▶ **The data**
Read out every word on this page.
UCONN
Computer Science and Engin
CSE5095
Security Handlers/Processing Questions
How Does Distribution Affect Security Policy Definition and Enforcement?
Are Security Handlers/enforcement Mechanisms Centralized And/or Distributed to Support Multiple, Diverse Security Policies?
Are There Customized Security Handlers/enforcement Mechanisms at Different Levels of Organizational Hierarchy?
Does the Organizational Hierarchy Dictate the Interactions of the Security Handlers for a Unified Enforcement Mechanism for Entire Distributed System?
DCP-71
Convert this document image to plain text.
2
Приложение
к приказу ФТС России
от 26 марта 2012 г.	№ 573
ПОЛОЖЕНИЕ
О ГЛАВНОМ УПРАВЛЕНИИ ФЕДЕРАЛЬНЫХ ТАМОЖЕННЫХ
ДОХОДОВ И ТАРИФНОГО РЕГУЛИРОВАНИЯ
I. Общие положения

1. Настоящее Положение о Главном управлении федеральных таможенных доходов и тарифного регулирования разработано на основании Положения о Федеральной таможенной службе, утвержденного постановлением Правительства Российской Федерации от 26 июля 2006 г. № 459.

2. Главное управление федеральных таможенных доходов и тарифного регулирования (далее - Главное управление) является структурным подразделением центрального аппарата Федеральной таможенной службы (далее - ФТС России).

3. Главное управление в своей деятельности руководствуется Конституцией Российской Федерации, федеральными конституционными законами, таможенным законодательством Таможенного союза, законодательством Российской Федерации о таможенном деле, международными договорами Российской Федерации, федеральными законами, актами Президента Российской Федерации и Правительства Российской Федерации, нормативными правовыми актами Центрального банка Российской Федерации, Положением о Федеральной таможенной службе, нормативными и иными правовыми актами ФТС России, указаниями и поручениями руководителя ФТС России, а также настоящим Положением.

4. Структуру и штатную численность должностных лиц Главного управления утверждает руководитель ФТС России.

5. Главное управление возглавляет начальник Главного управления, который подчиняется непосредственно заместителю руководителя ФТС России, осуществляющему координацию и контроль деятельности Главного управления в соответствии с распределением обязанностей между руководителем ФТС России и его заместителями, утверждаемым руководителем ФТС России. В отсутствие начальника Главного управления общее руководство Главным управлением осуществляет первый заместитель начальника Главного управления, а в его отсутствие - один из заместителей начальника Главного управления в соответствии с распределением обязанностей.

▶ **Objective**
Return each entry from above without altering a single character.

▶ **Task result**
Read out every word on this page.
UCONN
Computer Science and Engin
CSE5095
Security Handlers/Processing Questions
How Does Distribution Affect Security Policy Definition and Enforcement?
Are Security Handlers/enforcement Mechanisms Centralized And/or Distributed to Support Multiple, Diverse Security Policies?
Are There Customized Security Handlers/enforcement Mechanisms at Different Levels of Organizational Hierarchy?
Does the Organizational Hierarchy Dictate the Interactions of the Security Handlers for a Unified Enforcement Mechanism for Entire Distributed System?
DCP-71
Convert this document image to plain text.
2
Приложение
к приказу ФТС России
от 26 марта 2012 г.	№ 573
ПОЛОЖЕНИЕ
О ГЛАВНОМ УПРАВЛЕНИИ ФЕДЕРАЛЬНЫХ ТАМОЖЕННЫХ
ДОХОДОВ И ТАРИФНОГО РЕГУЛИРОВАНИЯ
I. Общие положения

1. Настоящее Положение о Главном управлении федеральных таможенных доходов и тарифного регулирования разработано на основании Положения о Федеральной таможенной службе, утвержденного постановлением Правительства Российской Федерации от 26 июля 2006 г. № 459.

2. Главное управление федеральных таможенных доходов и тарифного регулирования (далее - Главное управление) является структурным подразделением центрального аппарата Федеральной таможенной службы (далее - ФТС России).

3. Главное управление в своей деятельности руководствуется Конституцией Российской Федерации, федеральными конституционными законами, таможенным законодательством Таможенного союза, законодательством Российской Федерации о таможенном деле, международными договорами Российской Федерации, федеральными законами, актами Президента Российской Федерации и Правительства Российской Федерации, нормативными правовыми актами Центрального банка Российской Федерации, Положением о Федеральной таможенной службе, нормативными и иными правовыми актами ФТС России, указаниями и поручениями руководителя ФТС России, а также настоящим Положением.

4. Структуру и штатную численность должностных лиц Главного управления утверждает руководитель ФТС России.

5. Главное управление возглавляет начальник Главного управления, который подчиняется непосредственно заместителю руководителя ФТС России, осуществляющему координацию и контроль деятельности Главного управления в соответствии с распределением обязанностей между руководителем ФТС России и его заместителями, утверждаемым руководителем ФТС России. В отсутствие начальника Главного управления общее руководство Главным управлением осуществляет первый заместитель начальника Главного управления, а в его отсутствие - один из заместителей начальника Главного управления в соответствии с распределением обязанностей.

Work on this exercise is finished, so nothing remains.